Start of Stored data

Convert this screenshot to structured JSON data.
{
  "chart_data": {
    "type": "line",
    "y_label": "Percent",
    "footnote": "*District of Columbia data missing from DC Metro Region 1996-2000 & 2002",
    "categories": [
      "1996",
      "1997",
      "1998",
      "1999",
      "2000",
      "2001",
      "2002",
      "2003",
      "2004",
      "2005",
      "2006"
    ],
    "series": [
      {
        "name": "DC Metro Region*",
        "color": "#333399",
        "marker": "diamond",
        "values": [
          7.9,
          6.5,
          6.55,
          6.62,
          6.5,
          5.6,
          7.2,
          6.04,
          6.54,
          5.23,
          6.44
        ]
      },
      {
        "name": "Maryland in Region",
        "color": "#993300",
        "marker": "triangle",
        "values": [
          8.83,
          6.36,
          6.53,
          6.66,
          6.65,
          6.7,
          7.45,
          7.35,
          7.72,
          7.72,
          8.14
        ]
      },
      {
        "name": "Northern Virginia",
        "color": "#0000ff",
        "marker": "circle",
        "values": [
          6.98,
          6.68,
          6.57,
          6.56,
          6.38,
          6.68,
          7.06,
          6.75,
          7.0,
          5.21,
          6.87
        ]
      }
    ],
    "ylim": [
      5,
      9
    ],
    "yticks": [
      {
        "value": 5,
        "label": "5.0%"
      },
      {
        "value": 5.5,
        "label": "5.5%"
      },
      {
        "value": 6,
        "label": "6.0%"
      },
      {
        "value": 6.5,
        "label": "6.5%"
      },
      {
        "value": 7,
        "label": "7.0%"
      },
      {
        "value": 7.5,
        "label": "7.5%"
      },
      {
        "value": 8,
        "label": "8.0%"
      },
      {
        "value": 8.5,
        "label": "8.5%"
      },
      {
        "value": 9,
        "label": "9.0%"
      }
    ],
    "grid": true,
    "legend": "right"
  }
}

End of Stored data

- Exercise directions -
Retype the material above, line by line, exactly.

- Complete response -
Convert this screenshot to structured JSON data.
{
  "chart_data": {
    "type": "line",
    "y_label": "Percent",
    "footnote": "*District of Columbia data missing from DC Metro Region 1996-2000 & 2002",
    "categories": [
      "1996",
      "1997",
      "1998",
      "1999",
      "2000",
      "2001",
      "2002",
      "2003",
      "2004",
      "2005",
      "2006"
    ],
    "series": [
      {
        "name": "DC Metro Region*",
        "color": "#333399",
        "marker": "diamond",
        "values": [
          7.9,
          6.5,
          6.55,
          6.62,
          6.5,
          5.6,
          7.2,
          6.04,
          6.54,
          5.23,
          6.44
        ]
      },
      {
        "name": "Maryland in Region",
        "color": "#993300",
        "marker": "triangle",
        "values": [
          8.83,
          6.36,
          6.53,
          6.66,
          6.65,
          6.7,
          7.45,
          7.35,
          7.72,
          7.72,
          8.14
        ]
      },
      {
        "name": "Northern Virginia",
        "color": "#0000ff",
        "marker": "circle",
        "values": [
          6.98,
          6.68,
          6.57,
          6.56,
          6.38,
          6.68,
          7.06,
          6.75,
          7.0,
          5.21,
          6.87
        ]
      }
    ],
    "ylim": [
      5,
      9
    ],
    "yticks": [
      {
        "value": 5,
        "label": "5.0%"
      },
      {
        "value": 5.5,
        "label": "5.5%"
      },
      {
        "value": 6,
        "label": "6.0%"
      },
      {
        "value": 6.5,
        "label": "6.5%"
      },
      {
        "value": 7,
        "label": "7.0%"
      },
      {
        "value": 7.5,
        "label": "7.5%"
      },
      {
        "value": 8,
        "label": "8.0%"
      },
      {
        "value": 8.5,
        "label": "8.5%"
      },
      {
        "value": 9,
        "label": "9.0%"
      }
    ],
    "grid": true,
    "legend": "right"
  }
}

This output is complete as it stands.